====== PROVIDED RECORDS
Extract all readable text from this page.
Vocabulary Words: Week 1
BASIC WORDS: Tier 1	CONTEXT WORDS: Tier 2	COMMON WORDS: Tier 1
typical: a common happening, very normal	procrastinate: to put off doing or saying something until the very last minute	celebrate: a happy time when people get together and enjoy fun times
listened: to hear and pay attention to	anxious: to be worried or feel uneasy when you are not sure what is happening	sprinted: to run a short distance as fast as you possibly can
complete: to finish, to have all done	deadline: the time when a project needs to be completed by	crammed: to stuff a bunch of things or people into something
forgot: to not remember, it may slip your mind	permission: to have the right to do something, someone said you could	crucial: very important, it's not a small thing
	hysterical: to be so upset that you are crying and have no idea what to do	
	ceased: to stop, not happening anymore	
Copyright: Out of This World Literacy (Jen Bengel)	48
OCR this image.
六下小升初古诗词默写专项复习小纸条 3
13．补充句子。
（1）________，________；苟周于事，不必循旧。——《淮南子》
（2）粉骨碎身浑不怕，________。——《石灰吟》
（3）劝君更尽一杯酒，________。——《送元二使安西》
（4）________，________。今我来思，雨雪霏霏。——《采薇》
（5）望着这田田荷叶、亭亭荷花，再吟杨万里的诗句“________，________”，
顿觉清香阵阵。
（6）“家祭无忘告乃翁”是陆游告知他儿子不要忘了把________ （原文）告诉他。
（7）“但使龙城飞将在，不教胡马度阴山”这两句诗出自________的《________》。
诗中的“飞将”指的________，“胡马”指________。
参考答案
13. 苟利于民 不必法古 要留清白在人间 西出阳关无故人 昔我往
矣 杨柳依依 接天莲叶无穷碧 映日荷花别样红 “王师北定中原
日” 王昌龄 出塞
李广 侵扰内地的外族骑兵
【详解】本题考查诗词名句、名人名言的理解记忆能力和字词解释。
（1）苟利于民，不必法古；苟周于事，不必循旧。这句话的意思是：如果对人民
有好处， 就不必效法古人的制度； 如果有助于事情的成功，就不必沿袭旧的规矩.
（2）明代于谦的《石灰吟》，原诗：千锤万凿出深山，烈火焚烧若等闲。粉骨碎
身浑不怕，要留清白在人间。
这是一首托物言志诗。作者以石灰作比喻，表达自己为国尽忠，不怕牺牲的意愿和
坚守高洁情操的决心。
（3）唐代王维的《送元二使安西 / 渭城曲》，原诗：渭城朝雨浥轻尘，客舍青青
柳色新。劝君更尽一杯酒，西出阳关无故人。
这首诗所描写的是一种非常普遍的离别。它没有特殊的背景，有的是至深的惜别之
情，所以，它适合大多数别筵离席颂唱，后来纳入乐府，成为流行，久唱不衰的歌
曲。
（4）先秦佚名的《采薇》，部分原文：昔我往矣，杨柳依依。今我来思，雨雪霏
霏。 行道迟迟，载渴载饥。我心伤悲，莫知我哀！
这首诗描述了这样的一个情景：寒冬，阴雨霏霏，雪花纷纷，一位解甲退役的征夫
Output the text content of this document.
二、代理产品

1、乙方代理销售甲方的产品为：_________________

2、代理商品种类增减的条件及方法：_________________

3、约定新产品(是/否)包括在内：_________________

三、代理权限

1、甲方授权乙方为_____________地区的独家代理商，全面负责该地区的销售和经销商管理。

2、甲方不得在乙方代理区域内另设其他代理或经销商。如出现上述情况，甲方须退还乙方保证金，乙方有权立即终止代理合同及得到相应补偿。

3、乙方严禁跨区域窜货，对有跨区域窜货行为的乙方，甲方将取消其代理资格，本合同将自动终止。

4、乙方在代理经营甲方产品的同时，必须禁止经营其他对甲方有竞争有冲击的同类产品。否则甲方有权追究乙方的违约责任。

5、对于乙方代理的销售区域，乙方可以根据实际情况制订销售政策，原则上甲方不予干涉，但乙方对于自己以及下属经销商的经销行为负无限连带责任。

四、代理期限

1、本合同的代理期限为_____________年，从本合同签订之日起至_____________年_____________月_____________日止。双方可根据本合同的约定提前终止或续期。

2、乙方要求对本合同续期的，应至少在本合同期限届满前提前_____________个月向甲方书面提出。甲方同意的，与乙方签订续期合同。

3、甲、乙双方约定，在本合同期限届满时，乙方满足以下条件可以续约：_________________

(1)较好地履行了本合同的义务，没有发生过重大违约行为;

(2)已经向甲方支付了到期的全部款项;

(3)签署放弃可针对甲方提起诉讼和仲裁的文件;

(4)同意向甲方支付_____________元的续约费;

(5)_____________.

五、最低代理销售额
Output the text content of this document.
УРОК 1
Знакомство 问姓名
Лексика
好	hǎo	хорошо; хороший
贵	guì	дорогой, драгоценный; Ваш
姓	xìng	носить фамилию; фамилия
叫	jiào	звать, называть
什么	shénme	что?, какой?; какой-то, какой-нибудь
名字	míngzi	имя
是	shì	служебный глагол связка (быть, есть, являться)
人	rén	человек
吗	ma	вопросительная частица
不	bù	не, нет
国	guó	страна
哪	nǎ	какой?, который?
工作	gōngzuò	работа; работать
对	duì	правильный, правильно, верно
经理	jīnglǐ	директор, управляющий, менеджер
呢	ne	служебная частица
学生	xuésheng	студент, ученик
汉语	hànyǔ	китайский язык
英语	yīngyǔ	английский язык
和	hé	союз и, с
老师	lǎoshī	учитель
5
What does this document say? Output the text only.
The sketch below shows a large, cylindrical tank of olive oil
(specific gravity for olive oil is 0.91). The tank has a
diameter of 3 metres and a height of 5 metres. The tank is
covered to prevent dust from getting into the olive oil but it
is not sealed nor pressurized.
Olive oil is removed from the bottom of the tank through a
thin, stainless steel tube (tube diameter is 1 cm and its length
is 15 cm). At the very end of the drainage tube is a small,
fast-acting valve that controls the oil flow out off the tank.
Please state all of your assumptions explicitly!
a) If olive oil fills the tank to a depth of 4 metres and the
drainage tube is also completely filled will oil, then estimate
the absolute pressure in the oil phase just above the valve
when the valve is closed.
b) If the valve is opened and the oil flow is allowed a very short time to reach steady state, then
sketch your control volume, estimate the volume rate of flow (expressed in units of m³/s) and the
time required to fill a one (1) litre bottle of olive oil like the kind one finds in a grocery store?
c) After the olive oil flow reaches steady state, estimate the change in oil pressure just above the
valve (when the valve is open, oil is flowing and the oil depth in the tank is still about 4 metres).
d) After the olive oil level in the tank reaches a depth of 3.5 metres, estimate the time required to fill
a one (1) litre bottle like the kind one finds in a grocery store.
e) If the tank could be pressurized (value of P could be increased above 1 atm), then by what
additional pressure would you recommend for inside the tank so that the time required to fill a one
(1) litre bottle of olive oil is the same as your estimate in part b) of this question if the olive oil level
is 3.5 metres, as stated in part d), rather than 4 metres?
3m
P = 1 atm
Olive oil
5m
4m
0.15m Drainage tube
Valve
============
# WHAT IS ASKED
In the listing above, find each line with the word "just" and copy it.

# EXERCISE ANSWER
the absolute pressure in the oil phase just above the valve
c) After the olive oil flow reaches steady state, estimate the change in oil pressure just above the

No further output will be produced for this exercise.